┌─ INFORMATION GIVEN

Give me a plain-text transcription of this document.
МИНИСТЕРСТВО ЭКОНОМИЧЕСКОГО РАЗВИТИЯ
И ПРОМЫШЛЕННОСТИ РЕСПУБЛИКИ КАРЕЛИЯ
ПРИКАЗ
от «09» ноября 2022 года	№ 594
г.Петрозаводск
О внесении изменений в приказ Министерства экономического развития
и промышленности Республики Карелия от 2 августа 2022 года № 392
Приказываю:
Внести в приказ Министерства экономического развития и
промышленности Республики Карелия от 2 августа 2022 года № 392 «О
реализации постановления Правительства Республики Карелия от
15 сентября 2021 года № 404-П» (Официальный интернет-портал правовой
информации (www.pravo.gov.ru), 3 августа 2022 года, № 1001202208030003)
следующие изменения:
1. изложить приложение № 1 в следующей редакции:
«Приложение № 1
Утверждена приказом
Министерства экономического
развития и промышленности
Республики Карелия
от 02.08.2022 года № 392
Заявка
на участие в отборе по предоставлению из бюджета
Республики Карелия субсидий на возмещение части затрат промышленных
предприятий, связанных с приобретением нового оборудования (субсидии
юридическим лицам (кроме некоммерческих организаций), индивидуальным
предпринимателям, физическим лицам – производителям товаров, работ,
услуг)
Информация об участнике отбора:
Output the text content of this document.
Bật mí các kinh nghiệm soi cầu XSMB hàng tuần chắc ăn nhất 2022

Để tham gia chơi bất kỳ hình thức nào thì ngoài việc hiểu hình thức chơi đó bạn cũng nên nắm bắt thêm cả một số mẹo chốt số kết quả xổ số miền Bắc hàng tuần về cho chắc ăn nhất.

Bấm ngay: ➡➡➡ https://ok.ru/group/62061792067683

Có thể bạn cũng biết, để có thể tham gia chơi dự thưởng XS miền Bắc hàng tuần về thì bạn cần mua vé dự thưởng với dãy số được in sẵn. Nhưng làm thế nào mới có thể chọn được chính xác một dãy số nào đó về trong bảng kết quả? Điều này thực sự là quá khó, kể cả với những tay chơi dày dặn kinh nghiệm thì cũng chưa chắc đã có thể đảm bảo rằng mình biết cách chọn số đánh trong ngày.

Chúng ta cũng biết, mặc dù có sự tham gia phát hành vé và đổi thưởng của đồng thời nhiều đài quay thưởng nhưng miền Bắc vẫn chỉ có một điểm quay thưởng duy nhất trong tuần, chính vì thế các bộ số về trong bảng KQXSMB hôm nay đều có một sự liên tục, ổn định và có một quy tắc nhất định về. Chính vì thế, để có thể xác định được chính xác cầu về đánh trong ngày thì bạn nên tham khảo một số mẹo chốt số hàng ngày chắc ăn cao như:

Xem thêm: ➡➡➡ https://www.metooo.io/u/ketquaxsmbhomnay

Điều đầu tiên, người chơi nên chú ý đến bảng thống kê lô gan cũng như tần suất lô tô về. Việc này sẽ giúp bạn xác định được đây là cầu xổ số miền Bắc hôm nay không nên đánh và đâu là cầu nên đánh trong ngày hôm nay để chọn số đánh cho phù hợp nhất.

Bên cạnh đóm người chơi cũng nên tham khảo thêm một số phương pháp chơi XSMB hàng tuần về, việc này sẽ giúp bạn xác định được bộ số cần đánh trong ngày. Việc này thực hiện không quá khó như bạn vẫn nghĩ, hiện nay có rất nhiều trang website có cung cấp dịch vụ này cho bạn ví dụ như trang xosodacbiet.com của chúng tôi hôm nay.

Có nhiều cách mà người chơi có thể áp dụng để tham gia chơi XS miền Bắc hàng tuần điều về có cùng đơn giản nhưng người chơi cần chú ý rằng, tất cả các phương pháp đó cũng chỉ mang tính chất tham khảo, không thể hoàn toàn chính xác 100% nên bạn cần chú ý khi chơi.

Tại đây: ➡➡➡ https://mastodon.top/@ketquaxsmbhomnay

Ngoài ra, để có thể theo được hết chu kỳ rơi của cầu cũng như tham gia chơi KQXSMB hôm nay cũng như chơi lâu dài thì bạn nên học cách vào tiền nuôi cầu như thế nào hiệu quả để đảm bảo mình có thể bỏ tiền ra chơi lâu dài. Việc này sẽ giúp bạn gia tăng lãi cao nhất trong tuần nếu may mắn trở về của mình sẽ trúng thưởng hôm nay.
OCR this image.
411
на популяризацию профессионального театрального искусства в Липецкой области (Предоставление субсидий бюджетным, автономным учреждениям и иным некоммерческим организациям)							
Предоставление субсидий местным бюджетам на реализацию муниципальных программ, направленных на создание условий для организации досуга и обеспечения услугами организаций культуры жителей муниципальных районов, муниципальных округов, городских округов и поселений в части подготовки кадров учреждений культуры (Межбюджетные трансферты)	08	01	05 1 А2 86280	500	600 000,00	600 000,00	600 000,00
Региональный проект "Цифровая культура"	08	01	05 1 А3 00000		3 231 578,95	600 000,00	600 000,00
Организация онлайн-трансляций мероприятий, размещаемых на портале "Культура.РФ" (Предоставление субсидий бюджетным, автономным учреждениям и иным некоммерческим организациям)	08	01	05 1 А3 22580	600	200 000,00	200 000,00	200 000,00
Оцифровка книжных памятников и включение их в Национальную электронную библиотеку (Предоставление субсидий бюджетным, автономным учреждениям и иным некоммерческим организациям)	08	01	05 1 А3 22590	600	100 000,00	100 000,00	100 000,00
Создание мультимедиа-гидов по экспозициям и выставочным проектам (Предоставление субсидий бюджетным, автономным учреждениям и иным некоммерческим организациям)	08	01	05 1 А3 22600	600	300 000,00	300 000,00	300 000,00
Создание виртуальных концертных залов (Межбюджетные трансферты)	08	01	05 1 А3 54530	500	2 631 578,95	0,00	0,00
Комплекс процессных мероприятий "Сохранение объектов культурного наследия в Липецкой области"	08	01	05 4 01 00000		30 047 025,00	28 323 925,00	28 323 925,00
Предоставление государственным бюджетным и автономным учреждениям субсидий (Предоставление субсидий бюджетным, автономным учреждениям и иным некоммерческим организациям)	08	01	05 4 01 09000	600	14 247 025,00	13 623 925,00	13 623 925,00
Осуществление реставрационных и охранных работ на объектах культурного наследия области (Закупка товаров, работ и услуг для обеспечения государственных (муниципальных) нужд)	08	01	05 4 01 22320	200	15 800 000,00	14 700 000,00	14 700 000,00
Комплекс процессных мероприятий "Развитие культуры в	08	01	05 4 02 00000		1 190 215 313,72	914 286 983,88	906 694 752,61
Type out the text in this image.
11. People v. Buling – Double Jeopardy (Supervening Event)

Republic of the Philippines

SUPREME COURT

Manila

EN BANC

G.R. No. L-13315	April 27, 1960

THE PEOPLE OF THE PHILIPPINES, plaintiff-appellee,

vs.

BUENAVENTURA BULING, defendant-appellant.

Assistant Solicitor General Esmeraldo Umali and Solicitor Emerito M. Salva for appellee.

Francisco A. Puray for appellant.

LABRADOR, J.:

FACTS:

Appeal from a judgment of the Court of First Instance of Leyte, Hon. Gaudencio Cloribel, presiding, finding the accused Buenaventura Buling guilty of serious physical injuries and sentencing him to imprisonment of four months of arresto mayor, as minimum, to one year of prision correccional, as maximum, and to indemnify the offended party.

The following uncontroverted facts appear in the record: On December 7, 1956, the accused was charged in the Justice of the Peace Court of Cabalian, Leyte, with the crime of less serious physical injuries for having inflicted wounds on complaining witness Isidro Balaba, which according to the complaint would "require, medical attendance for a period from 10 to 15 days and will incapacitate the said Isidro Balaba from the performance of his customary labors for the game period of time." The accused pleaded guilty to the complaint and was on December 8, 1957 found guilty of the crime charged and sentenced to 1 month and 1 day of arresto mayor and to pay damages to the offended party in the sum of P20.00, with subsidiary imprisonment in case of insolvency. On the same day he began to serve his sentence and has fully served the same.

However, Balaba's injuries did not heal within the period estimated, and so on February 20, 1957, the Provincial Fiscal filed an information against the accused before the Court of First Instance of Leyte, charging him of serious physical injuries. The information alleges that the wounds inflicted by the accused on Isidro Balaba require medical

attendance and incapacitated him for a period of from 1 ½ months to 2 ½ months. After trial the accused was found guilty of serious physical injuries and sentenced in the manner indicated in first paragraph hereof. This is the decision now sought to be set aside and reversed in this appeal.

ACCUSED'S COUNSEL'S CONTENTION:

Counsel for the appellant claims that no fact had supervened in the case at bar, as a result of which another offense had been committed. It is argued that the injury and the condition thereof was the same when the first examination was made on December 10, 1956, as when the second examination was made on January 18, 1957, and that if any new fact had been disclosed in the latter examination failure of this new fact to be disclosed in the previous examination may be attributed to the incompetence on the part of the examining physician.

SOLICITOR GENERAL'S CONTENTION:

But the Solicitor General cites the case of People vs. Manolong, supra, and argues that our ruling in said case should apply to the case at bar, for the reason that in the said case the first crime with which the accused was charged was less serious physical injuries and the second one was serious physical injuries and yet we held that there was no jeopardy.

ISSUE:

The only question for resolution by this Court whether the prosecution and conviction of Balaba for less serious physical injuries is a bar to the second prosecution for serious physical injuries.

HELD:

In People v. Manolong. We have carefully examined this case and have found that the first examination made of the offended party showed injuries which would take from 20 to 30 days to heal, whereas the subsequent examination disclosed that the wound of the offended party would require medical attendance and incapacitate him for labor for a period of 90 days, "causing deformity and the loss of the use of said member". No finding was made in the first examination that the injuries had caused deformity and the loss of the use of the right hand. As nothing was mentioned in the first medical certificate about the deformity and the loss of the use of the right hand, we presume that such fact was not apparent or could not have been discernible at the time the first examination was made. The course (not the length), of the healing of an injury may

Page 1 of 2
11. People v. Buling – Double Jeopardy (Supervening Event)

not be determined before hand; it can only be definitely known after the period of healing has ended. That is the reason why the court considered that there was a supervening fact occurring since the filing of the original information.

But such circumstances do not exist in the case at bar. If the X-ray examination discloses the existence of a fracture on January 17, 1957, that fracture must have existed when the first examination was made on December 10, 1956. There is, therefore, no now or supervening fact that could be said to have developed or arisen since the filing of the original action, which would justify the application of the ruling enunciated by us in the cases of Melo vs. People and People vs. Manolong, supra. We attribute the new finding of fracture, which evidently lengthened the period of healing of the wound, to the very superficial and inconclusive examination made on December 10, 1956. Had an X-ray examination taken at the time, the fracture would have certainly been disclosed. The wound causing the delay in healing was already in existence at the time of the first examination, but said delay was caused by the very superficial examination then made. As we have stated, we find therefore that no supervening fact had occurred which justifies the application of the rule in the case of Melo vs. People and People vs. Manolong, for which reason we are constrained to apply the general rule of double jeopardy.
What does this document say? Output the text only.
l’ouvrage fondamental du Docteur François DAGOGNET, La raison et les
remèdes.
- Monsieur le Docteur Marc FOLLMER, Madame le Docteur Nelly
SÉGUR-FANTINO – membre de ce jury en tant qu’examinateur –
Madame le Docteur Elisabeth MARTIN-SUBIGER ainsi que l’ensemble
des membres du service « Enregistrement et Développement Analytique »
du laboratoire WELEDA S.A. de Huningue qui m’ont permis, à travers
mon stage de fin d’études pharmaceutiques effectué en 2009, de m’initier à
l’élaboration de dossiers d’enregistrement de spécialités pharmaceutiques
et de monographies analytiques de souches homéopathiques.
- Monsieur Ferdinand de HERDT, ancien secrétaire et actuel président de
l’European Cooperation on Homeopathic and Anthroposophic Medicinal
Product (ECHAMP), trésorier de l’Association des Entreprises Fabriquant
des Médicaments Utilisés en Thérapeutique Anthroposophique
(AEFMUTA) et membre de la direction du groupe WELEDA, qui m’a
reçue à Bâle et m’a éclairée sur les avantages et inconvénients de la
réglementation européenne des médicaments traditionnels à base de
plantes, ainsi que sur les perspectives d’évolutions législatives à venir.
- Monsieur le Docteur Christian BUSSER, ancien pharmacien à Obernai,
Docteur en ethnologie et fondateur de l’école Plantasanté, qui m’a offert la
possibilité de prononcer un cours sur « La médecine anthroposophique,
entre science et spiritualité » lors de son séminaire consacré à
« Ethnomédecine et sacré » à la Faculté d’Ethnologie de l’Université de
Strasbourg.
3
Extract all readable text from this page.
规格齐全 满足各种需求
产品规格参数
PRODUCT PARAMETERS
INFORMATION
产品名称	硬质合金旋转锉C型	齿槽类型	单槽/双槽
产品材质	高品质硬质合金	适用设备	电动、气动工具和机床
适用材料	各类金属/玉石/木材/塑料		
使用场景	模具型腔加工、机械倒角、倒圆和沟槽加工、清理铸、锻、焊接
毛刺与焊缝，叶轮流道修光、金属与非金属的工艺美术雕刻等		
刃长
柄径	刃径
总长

└─

(EXERCISE REQUIREMENTS): Among the lines of the data above, count those holding "appellee" and state only the number.

(OUTPUT): 2